**OBJETIVO 1**
No texto sobre a eleição americana, que governador da Pensilvânia Kamala Harris poderia escolher para vice?
---- EXCERTO DO TEXTO
23.7.24

A eleição começa agora

 


«É humano, demasiado humano, querer preservar o poder. O poder, dizem, não se oferece: perde-se. Que outro líder mundial faria o que Joe Biden fez hoje?

Para o 46.º Presidente dos EUA resta terminar o seu mandato presidencial com a maior dignidade possível.

Joe Biden ficará como Presidente de um só mandato -- como provavelmente acreditava que seria, quando concorreu há quatro anos --, mas com dois legados muitos relevantes: o de ter defendido a Ucrânia da agressão russa, apesar da opção estratégica americana de fletir forças para o Indo-Pacífico, e o bom desempenho económico dos EUA durante o seu consulado.

Os republicanos ficaram com as contas da vitória (até há horas, praticamente inevitável) totalmente baralhadas. O argumento estava preparado para derrotar um Biden velho e fragilizado. Só que, a partir de agora, é uma nova eleição.

Há um ou dois anos, Kamala Harris era para Donald Trump uma adversária muito mais fácil de derrotar do que Joe Biden. Menos competitiva nos estados decisivos. Menos aceite pelo eleitorado branco com baixas qualificações. Mais permeável à tese republicana de ser da onda “woke” (da qual o velho Joe escapava).

Mas o contexto é quase tudo.

A situação em que Joe Biden caiu nas últimas três semanas foi muito traumatizante para os democratas. A ideia instalada era a de que os esperavam três meses penosos até a uma derrota humilhante em novembro.

A desistência de Biden, tendo sempre um lado pessoal e afetivo muito custoso, tornou-se um alívio. E abriu uma janela de esperança que, na dinâmica de uma corrida presidencial, não pode ser negligenciável.

Kamala passou a ser mais que Kamala: passou a ser a herdeira da Administração Biden e beneficiou de um endosso claro e imediato do Presidente que abdicou da recandidatura.

Será demasiado tarde? Talvez.

A contagem decrescente aproxima-se perigosamente dos 100 dias finais. Trump está com a dinâmica de vitória, mas o efeito psicológico pode ganhar a corrida ao relógio.

Kamala nunca foi uma vice-presidente popular, tem dificuldade de afirmação até em setores democratas, recebeu do Presidente um presente envenenado ao tornar-se a “czarina” da gestão da fronteira Texas/México.

Se escolher Josh Shapiro, governador da Pensilvânia, que já a apoia, para seu vice é possível que a capacidade de Harris disputar a Trump o Midwest possa mudar rapidamente.
--------
---- DADOS REGISTADOS
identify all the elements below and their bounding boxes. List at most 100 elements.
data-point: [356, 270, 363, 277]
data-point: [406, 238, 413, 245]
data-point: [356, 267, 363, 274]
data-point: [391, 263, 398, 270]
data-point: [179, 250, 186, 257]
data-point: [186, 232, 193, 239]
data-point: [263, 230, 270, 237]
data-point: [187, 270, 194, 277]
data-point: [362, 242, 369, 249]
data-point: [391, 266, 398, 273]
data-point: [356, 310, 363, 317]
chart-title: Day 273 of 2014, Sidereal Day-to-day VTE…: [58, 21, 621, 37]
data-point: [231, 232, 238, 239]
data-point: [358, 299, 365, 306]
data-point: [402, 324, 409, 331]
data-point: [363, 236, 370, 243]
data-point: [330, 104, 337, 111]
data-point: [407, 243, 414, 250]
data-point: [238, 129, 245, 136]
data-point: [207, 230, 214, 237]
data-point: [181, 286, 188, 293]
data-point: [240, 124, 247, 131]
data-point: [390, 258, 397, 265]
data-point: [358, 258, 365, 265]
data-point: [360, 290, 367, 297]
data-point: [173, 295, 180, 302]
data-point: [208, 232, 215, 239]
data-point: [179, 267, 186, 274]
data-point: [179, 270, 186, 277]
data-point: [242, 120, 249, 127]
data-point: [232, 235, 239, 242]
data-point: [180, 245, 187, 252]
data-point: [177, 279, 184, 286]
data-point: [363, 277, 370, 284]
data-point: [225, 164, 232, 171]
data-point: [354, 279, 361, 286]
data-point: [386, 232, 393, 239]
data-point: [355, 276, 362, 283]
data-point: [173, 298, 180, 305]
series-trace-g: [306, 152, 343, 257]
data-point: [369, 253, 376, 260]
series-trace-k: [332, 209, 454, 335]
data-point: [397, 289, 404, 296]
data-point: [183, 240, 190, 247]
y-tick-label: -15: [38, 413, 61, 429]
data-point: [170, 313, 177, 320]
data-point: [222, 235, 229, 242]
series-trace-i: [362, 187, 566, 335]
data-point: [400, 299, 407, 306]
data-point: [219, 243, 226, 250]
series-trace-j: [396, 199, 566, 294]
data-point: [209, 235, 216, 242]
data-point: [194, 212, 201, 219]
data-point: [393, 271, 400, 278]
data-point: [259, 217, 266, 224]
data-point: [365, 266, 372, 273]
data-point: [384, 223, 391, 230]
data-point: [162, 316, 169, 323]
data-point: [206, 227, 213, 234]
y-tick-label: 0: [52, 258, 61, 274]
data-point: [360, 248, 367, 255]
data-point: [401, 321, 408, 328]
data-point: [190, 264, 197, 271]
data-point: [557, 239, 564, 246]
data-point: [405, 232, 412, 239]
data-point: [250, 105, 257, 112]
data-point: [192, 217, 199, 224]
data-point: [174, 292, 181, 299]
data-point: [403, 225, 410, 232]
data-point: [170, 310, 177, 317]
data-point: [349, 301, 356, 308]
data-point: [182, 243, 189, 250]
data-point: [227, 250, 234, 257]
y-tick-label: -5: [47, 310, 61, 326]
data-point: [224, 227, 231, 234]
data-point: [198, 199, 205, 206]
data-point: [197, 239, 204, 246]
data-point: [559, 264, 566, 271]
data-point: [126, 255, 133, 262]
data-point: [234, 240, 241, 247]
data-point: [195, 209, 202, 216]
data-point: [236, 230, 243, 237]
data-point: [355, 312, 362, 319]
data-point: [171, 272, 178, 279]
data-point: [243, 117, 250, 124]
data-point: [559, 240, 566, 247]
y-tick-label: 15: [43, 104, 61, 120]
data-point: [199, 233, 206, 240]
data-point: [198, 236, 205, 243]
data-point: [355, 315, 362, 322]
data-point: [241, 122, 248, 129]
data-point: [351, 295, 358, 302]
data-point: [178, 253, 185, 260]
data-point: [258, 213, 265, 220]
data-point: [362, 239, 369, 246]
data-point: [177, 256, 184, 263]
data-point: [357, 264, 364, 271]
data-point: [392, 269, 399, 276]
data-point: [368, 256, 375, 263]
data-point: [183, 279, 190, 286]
--------
**OBJETIVO 2**
Reescreve as entradas desde a primeira até à linha que contém "data-point: [358, 258, 365, 265]", inclusive, trocando "chart-title" por "título-do-gráfico" e deixando tudo o resto igual.

**RESULTADO DO EXERCÍCIO 1**
Josh Shapiro.

**RESULTADO DO EXERCÍCIO 2**
identify all the elements below and their bounding boxes. List at most 100 elements.
data-point: [356, 270, 363, 277]
data-point: [406, 238, 413, 245]
data-point: [356, 267, 363, 274]
data-point: [391, 263, 398, 270]
data-point: [179, 250, 186, 257]
data-point: [186, 232, 193, 239]
data-point: [263, 230, 270, 237]
data-point: [187, 270, 194, 277]
data-point: [362, 242, 369, 249]
data-point: [391, 266, 398, 273]
data-point: [356, 310, 363, 317]
título-do-gráfico: Day 273 of 2014, Sidereal Day-to-day VTE…: [58, 21, 621, 37]
data-point: [231, 232, 238, 239]
data-point: [358, 299, 365, 306]
data-point: [402, 324, 409, 331]
data-point: [363, 236, 370, 243]
data-point: [330, 104, 337, 111]
data-point: [407, 243, 414, 250]
data-point: [238, 129, 245, 136]
data-point: [207, 230, 214, 237]
data-point: [181, 286, 188, 293]
data-point: [240, 124, 247, 131]
data-point: [390, 258, 397, 265]
data-point: [358, 258, 365, 265]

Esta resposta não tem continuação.